> [Instructions to follow] Wherever the string "highlighted" occurs in a line of these records, report that line.

> [Exercise data]

◇ ◇ ◇ ◇ ◇ ◇ ◇

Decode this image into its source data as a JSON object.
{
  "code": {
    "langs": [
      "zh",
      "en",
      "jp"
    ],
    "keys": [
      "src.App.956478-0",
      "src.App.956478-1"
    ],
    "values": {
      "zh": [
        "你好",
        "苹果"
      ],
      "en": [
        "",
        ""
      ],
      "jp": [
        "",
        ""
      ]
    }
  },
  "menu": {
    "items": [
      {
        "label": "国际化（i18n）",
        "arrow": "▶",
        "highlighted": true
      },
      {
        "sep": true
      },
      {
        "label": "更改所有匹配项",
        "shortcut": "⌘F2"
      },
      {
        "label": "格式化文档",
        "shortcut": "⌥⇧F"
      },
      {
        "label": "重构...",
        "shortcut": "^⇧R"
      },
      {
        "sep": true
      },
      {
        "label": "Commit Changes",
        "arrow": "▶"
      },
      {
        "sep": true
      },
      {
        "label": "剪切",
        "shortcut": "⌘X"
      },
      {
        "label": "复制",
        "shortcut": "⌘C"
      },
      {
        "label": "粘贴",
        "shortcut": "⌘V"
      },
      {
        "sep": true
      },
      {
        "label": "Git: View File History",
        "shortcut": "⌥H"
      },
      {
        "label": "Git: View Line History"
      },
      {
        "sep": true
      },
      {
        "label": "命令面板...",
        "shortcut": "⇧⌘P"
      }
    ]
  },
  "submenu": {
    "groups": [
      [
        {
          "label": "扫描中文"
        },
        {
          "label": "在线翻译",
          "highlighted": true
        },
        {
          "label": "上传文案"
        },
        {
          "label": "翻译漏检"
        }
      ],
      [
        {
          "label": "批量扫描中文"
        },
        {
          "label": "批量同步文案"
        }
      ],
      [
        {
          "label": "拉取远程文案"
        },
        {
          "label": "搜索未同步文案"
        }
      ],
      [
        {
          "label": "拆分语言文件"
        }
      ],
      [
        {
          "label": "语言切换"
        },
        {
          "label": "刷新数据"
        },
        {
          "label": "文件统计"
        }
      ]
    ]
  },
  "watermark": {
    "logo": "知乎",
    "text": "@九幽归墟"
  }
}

◇ ◇ ◇ ◇ ◇ ◇ ◇

> [Completed exercise]
        "highlighted": true
          "highlighted": true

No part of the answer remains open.